**GOAL OF THE EXERCISE**
Gather all lines with "DESKTOP" from the records.

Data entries
====================
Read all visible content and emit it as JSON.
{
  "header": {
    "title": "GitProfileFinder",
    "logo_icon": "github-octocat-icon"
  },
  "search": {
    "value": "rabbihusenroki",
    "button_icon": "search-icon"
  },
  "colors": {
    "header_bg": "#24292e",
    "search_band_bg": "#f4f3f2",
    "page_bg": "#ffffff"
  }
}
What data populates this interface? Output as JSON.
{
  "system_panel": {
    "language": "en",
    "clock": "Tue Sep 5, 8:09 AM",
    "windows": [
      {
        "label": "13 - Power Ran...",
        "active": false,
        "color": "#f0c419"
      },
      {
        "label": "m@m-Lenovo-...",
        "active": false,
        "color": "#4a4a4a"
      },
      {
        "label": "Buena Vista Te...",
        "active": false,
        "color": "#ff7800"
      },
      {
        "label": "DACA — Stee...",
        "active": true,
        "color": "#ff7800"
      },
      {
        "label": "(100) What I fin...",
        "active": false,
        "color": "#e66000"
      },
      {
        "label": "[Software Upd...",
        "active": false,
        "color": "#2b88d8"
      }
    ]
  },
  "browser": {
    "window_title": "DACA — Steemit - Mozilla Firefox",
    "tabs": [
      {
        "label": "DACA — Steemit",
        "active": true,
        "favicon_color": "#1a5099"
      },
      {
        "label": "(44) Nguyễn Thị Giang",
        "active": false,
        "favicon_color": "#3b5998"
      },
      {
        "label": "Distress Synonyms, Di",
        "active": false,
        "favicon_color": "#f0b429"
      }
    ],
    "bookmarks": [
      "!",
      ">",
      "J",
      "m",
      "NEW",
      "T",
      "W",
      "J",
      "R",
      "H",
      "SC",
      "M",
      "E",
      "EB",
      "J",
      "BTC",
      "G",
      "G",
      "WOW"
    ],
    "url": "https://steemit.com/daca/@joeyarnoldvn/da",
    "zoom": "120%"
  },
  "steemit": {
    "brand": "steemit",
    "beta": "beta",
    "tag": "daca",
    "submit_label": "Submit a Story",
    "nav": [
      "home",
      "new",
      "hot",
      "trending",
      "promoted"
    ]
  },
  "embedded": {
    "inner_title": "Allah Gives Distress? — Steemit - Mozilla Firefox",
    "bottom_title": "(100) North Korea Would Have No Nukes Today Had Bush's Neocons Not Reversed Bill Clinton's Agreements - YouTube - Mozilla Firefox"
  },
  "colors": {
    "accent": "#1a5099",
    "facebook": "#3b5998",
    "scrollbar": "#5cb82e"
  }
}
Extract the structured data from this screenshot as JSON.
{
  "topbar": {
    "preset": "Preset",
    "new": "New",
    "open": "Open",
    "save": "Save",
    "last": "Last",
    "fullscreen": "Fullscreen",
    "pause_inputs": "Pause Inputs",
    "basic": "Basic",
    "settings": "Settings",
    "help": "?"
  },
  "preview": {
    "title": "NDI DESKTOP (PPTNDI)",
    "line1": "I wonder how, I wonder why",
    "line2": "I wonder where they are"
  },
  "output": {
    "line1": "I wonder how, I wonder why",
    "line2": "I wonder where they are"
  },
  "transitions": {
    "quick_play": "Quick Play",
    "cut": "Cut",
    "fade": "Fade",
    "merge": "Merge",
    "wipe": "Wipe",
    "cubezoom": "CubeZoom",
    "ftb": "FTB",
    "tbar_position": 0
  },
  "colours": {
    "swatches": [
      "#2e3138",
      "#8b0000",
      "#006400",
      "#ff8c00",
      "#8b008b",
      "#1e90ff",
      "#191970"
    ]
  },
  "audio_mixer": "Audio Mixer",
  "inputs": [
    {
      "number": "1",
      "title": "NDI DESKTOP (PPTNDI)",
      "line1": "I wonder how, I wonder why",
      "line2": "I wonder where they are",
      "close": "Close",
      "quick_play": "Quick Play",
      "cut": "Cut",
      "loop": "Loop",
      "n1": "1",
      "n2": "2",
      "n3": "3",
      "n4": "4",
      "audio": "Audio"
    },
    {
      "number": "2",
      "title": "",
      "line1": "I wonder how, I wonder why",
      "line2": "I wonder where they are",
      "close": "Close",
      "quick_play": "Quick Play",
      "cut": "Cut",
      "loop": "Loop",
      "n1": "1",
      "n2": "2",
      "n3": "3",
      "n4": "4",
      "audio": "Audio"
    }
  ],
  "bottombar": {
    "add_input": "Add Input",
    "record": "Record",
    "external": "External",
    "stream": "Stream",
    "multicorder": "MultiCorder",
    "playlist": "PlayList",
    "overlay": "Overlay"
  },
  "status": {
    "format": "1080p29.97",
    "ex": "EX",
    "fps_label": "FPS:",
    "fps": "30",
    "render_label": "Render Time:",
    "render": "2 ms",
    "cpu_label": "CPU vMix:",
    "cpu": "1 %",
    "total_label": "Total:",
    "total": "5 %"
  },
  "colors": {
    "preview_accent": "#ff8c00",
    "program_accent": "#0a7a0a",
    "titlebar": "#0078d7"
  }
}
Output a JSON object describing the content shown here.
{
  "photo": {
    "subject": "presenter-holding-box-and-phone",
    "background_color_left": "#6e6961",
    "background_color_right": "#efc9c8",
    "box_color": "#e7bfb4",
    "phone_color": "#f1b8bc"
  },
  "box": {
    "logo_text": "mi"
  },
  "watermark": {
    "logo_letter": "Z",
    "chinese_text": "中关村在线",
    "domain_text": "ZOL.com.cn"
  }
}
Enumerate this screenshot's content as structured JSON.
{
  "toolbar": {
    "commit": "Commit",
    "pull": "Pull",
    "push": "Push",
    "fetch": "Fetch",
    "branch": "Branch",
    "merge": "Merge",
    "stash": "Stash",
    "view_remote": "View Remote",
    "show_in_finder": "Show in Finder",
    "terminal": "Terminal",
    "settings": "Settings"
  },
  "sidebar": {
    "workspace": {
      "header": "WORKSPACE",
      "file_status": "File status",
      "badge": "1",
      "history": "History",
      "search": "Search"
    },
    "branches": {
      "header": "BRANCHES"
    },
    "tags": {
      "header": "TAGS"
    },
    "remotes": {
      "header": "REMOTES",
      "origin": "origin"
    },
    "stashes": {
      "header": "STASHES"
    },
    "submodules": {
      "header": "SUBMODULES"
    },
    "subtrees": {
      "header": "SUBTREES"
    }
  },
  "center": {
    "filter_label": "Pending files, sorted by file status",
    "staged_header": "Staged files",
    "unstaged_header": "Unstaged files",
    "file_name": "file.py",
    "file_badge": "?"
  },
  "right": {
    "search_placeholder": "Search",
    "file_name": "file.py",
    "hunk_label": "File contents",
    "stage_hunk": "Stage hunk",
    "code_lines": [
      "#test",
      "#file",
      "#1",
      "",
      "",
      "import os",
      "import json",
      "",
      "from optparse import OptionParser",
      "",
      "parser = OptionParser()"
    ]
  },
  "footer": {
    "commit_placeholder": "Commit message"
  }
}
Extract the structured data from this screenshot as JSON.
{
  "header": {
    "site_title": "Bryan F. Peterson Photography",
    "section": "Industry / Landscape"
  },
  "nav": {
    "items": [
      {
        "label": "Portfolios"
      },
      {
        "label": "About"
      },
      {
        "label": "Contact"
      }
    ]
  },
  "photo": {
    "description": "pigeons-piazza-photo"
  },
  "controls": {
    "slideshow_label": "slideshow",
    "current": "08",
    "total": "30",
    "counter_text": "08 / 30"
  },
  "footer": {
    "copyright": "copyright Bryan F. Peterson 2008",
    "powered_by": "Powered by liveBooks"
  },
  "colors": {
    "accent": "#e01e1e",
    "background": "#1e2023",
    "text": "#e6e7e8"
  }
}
====================
**ANSWER IN FULL**
    "title": "NDI DESKTOP (PPTNDI)",
      "title": "NDI DESKTOP (PPTNDI)",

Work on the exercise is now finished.